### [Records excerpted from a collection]
===

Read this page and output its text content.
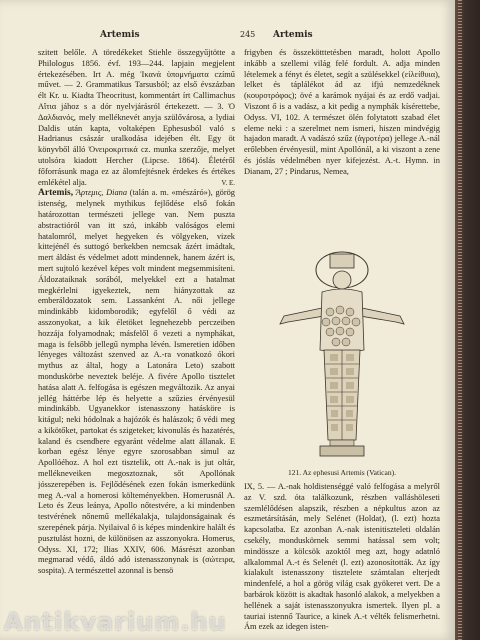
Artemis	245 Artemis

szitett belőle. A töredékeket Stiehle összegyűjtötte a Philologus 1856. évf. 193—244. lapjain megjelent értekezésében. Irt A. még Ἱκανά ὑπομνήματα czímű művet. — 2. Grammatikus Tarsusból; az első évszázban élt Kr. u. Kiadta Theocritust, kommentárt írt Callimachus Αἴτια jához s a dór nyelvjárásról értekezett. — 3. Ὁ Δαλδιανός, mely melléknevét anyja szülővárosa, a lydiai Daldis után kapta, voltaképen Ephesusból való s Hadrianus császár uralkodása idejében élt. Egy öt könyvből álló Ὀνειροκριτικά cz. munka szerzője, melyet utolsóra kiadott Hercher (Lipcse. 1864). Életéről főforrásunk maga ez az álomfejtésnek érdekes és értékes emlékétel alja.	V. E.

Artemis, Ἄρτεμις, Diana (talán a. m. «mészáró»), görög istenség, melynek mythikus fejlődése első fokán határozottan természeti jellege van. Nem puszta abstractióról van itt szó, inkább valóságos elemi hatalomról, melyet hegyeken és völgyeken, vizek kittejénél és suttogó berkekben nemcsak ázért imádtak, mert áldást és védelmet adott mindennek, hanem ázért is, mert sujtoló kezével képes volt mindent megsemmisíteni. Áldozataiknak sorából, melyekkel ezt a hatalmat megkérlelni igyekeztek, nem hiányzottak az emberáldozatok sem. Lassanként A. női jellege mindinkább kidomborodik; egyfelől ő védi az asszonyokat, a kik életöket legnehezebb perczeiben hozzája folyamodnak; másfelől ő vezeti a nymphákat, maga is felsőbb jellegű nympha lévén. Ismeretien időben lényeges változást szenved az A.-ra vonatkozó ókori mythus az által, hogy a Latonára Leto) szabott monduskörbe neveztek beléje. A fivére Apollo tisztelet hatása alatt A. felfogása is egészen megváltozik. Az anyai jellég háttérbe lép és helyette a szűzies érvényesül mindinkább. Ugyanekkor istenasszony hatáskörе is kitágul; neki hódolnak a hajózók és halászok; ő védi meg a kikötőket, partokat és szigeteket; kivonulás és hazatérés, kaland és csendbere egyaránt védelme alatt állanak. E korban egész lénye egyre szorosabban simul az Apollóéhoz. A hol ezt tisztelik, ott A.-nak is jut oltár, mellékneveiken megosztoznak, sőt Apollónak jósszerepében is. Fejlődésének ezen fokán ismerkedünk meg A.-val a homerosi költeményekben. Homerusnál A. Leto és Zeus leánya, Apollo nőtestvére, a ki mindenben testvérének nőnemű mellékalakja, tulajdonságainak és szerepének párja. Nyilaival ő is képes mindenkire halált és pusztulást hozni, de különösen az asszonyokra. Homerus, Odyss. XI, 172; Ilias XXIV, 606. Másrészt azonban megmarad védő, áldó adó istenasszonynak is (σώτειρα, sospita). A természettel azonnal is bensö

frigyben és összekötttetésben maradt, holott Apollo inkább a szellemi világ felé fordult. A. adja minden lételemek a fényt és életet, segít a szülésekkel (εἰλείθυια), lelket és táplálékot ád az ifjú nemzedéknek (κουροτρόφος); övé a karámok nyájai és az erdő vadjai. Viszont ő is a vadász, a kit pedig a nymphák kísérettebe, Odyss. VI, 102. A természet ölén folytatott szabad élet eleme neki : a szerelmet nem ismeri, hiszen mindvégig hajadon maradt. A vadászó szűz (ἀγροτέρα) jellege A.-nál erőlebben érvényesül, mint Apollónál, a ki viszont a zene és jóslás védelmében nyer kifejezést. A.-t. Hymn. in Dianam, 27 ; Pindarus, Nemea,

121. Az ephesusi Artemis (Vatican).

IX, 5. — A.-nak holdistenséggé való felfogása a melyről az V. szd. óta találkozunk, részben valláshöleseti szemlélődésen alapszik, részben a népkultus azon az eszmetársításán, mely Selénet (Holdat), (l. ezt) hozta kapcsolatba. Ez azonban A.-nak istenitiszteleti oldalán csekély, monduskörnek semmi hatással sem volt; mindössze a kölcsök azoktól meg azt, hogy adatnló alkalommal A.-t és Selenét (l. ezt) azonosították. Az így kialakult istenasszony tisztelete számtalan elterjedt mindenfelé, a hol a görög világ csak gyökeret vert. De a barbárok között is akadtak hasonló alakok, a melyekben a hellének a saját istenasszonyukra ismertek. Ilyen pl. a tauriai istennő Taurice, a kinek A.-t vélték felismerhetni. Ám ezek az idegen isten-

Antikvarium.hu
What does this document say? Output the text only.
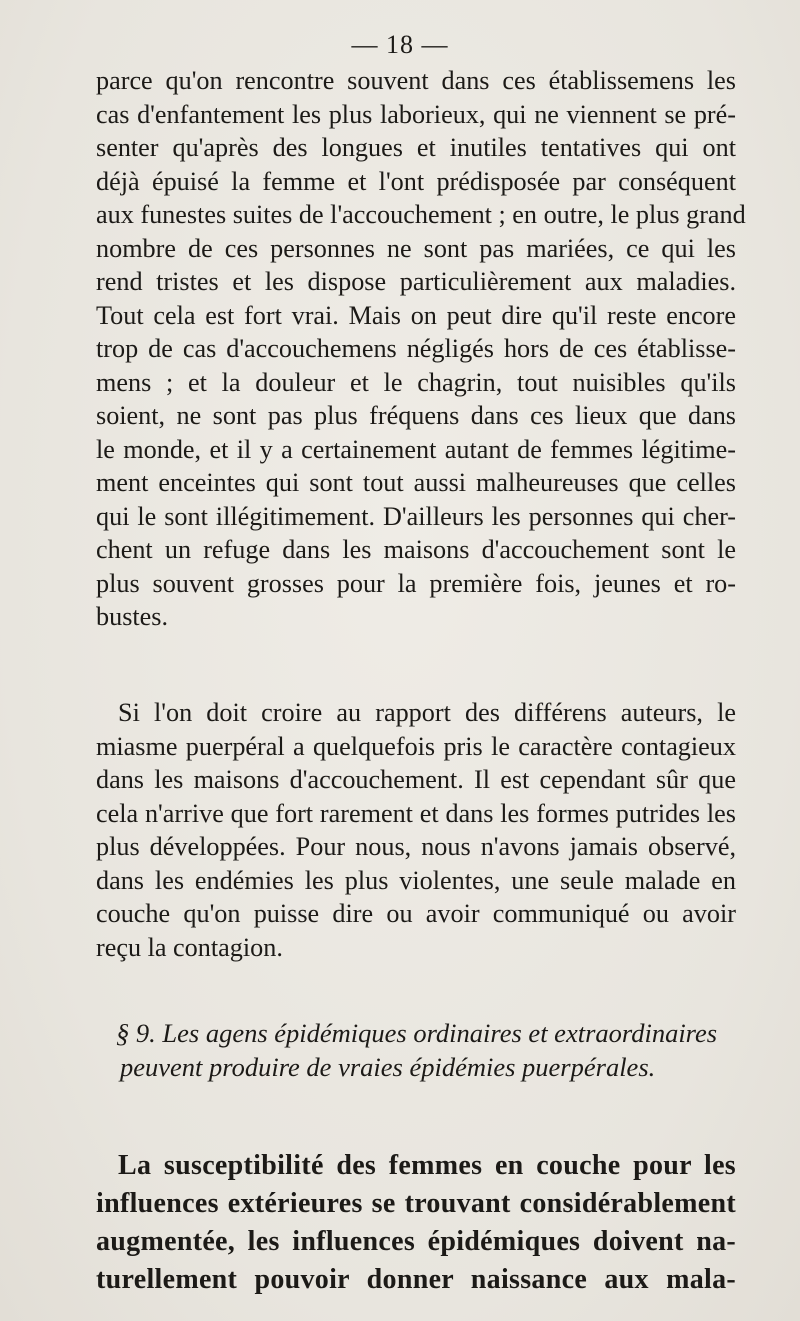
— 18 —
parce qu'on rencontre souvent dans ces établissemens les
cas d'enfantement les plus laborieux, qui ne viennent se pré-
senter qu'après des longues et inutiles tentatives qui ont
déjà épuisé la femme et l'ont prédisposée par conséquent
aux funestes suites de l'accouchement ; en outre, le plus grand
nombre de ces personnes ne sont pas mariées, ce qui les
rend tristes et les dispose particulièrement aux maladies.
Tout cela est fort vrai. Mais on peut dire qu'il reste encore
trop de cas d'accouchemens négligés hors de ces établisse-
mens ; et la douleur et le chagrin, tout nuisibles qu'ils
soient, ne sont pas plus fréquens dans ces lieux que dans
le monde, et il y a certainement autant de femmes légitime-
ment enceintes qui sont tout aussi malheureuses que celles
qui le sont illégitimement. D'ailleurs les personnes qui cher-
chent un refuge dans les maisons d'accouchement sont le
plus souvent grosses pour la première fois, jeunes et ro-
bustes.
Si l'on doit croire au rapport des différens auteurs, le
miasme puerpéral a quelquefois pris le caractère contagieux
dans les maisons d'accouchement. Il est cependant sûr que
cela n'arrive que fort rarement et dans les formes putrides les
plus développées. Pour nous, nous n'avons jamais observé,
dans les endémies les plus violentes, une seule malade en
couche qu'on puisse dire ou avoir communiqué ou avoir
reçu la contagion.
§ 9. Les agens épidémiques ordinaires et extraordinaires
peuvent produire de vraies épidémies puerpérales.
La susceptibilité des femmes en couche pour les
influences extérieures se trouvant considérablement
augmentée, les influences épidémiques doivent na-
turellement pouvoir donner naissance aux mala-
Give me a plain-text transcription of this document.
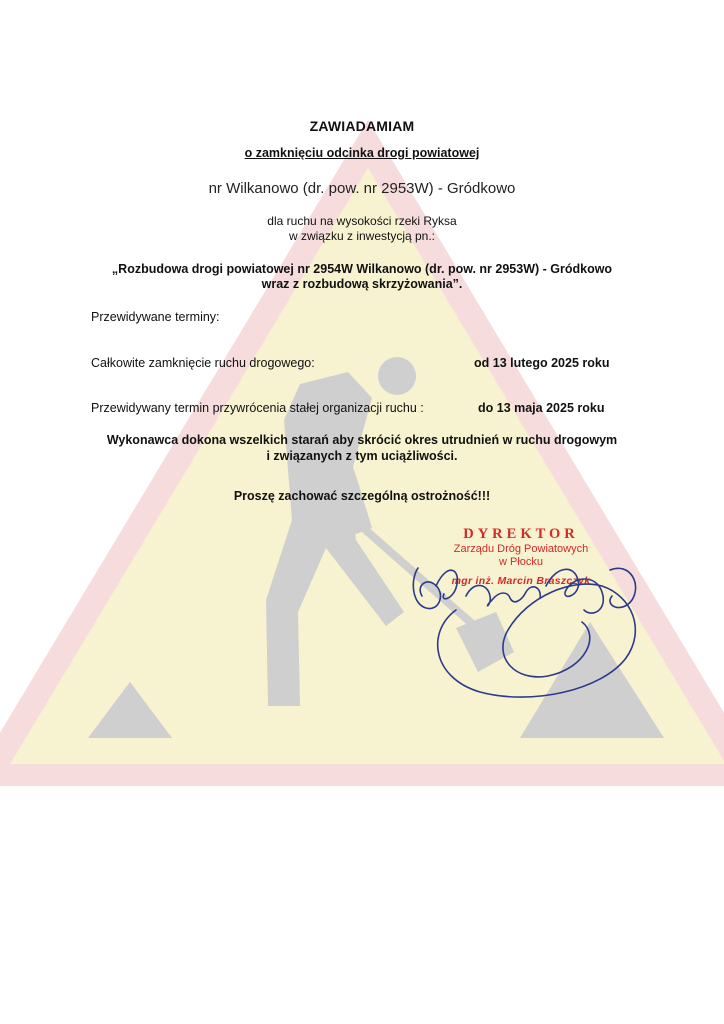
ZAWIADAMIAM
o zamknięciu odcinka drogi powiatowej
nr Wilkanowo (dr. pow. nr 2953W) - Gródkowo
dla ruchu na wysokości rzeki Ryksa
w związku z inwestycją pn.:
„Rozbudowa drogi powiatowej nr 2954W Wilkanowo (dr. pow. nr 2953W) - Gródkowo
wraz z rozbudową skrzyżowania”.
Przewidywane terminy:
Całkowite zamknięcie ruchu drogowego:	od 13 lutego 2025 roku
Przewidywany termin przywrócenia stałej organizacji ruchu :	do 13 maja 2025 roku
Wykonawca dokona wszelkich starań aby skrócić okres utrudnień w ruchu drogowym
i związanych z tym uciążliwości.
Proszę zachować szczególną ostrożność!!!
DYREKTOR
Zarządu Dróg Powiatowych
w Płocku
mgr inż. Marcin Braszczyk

===

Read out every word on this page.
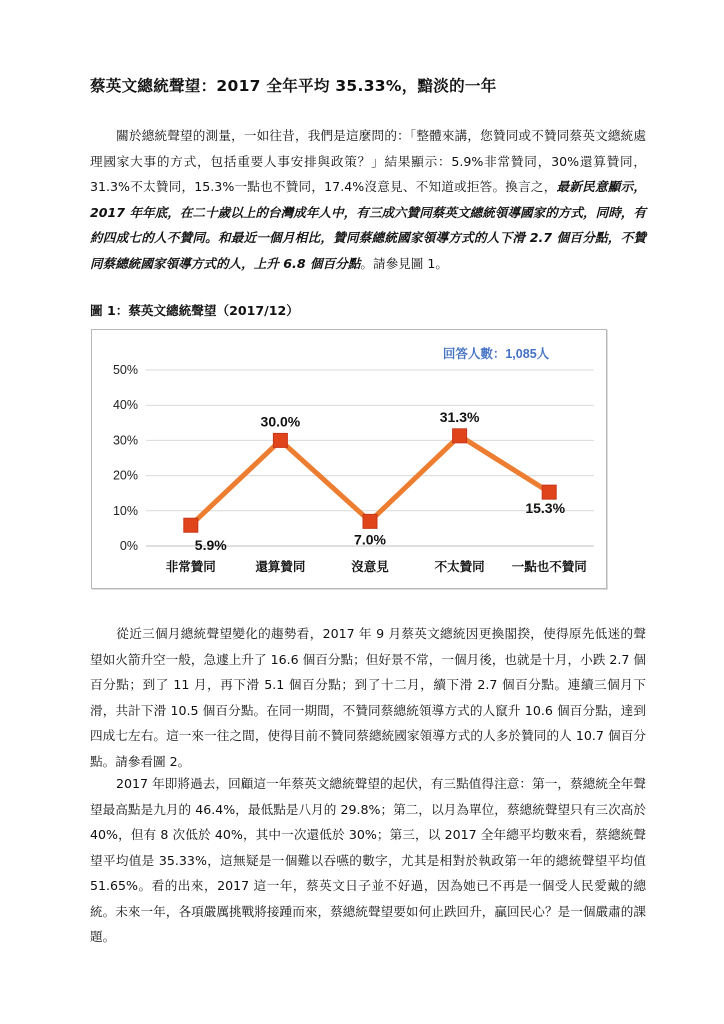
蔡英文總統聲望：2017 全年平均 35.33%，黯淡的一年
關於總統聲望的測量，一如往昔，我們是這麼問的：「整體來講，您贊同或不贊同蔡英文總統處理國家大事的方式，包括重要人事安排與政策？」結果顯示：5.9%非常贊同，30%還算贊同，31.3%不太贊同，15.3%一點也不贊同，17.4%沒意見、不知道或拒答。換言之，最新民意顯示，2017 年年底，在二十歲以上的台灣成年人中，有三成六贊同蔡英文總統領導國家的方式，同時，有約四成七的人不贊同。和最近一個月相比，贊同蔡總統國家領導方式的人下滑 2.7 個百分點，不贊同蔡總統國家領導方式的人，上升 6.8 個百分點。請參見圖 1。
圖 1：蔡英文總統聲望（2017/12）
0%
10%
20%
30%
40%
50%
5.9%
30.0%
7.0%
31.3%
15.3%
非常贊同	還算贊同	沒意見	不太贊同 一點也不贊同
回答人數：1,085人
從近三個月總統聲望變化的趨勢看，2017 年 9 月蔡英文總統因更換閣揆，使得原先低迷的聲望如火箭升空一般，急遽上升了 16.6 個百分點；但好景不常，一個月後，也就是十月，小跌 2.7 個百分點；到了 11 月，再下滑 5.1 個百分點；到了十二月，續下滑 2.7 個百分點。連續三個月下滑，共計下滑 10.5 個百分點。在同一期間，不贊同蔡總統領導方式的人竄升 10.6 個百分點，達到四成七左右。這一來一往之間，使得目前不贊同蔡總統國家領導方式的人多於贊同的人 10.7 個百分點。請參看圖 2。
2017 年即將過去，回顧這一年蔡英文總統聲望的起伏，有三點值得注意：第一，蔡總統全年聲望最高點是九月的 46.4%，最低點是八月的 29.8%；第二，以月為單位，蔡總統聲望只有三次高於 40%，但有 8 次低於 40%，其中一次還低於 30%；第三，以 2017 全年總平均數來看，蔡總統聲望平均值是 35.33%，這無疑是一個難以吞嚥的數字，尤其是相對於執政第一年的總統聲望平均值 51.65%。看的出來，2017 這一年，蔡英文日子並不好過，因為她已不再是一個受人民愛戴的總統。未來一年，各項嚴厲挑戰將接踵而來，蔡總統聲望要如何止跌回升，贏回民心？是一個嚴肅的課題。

===

### [GOAL]
Out of the preceding entries, pull every line containing the string "accouchement".

### [THE SOLUTION]
aux funestes suites de l'accouchement ; en outre, le plus grand
chent un refuge dans les maisons d'accouchement sont le
dans les maisons d'accouchement. Il est cependant sûr que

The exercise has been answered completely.